### Written instruction
Please rewrite the lines from the first one up to and including the line with "header-rule (62, 111, 738, 114)", changing "paragraph-text" to "body-text" and leaving everything else as it is.

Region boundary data
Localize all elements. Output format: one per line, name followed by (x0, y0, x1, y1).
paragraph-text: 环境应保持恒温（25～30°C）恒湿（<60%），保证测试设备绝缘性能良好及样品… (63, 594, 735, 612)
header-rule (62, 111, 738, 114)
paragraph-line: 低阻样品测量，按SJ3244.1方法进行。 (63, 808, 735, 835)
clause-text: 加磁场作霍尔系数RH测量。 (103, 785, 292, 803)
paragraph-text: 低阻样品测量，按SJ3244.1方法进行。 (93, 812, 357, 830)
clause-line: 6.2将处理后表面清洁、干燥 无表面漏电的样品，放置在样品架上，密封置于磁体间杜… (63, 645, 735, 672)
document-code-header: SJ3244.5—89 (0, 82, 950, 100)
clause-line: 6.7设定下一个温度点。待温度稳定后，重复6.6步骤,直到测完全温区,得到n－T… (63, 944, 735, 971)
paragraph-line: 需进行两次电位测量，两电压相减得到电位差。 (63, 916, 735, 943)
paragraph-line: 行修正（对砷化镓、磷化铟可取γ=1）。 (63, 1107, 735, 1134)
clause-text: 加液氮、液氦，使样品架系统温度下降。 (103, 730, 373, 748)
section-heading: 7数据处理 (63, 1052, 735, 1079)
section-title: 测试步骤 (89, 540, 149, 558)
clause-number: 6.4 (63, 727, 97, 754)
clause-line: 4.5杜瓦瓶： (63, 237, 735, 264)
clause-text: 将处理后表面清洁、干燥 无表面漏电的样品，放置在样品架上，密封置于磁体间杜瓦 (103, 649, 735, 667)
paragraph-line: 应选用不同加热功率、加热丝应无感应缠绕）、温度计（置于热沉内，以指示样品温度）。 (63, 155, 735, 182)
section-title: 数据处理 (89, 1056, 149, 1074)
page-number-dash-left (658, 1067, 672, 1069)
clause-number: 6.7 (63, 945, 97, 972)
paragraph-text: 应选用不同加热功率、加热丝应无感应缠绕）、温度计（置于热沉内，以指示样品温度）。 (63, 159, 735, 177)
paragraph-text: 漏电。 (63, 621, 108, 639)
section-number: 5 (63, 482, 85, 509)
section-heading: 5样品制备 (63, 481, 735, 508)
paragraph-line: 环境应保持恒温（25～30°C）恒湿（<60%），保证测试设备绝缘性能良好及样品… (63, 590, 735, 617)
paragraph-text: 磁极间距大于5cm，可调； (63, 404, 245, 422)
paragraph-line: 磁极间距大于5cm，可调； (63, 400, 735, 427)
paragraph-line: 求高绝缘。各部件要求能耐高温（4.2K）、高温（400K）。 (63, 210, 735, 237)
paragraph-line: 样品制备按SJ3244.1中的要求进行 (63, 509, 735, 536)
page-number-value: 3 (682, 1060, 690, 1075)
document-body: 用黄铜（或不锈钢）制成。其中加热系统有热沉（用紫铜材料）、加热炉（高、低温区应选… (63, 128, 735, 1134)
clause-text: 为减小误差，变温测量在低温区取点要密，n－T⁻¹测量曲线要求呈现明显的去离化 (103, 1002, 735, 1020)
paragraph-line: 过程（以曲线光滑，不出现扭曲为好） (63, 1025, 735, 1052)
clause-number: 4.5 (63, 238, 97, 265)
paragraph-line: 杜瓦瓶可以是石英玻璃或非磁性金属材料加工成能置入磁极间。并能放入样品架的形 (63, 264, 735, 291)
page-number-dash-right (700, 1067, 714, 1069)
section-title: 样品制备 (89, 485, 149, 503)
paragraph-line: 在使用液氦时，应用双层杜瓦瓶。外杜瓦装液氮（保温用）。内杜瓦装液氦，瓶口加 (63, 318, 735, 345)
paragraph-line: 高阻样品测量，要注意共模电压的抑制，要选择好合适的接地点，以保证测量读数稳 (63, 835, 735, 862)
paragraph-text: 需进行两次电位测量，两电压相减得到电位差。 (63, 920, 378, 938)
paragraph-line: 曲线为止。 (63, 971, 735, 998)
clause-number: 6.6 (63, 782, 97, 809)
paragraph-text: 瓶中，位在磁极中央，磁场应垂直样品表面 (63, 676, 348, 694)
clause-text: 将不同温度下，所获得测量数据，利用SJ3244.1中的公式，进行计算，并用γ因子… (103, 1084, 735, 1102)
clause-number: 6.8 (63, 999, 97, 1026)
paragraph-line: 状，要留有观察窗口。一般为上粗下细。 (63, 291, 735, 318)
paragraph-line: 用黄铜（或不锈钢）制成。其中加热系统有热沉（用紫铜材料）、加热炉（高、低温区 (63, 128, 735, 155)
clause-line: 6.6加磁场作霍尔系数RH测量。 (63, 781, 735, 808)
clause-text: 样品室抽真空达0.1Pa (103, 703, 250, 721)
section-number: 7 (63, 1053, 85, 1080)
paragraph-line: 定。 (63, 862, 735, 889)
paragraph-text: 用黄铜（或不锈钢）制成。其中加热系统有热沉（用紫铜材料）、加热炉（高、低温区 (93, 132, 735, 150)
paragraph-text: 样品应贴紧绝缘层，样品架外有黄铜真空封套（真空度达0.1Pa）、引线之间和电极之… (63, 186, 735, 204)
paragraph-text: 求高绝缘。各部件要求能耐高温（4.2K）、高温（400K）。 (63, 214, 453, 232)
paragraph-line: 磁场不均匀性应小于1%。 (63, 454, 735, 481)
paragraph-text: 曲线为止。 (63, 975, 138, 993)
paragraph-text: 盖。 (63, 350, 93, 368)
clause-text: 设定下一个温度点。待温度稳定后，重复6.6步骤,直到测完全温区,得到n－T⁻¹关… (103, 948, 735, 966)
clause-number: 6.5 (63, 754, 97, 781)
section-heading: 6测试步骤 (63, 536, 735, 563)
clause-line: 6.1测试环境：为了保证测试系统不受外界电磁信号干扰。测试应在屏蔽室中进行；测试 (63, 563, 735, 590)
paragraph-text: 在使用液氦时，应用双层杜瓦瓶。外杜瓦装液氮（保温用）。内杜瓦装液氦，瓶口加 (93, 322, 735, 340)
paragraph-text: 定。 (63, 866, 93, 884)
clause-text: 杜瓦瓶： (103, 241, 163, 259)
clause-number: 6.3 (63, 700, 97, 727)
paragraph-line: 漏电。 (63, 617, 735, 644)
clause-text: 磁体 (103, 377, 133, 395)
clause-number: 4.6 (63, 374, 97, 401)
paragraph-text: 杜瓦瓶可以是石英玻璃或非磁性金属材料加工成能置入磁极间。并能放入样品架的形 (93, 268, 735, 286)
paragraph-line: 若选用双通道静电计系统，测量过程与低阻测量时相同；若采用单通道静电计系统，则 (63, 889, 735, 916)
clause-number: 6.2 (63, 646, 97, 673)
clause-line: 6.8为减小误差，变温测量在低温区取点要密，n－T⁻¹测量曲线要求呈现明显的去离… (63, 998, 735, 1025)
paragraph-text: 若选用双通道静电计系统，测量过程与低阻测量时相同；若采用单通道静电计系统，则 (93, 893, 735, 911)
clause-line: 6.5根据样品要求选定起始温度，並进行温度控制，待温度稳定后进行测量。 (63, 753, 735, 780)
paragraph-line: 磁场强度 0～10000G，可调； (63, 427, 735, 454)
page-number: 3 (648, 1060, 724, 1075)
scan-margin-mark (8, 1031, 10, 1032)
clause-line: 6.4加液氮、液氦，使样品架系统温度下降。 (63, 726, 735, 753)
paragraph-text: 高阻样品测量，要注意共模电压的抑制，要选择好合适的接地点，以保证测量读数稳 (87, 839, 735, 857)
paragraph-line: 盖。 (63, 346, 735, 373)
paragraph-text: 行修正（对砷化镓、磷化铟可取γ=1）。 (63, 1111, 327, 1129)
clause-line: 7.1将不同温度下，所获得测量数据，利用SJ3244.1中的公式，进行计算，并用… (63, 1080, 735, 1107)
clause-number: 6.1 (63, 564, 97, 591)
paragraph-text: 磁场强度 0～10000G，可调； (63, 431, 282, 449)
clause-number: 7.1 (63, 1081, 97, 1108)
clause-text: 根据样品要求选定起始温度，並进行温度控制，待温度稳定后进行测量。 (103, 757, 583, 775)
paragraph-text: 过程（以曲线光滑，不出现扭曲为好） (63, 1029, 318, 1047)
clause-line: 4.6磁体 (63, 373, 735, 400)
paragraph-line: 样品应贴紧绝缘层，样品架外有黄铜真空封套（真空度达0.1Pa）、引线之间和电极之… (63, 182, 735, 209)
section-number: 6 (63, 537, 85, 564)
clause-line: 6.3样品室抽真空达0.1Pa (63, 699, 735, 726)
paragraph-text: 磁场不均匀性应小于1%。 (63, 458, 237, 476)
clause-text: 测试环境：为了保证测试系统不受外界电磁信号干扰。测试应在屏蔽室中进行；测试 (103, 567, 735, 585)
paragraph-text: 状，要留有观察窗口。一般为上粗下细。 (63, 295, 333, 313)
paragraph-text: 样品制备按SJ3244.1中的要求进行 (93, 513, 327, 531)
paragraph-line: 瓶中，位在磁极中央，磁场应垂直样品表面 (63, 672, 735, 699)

### Answer for the task
Localize all elements. Output format: one per line, name followed by (x0, y0, x1, y1).
body-text: 环境应保持恒温（25～30°C）恒湿（<60%），保证测试设备绝缘性能良好及样品… (63, 594, 735, 612)
header-rule (62, 111, 738, 114)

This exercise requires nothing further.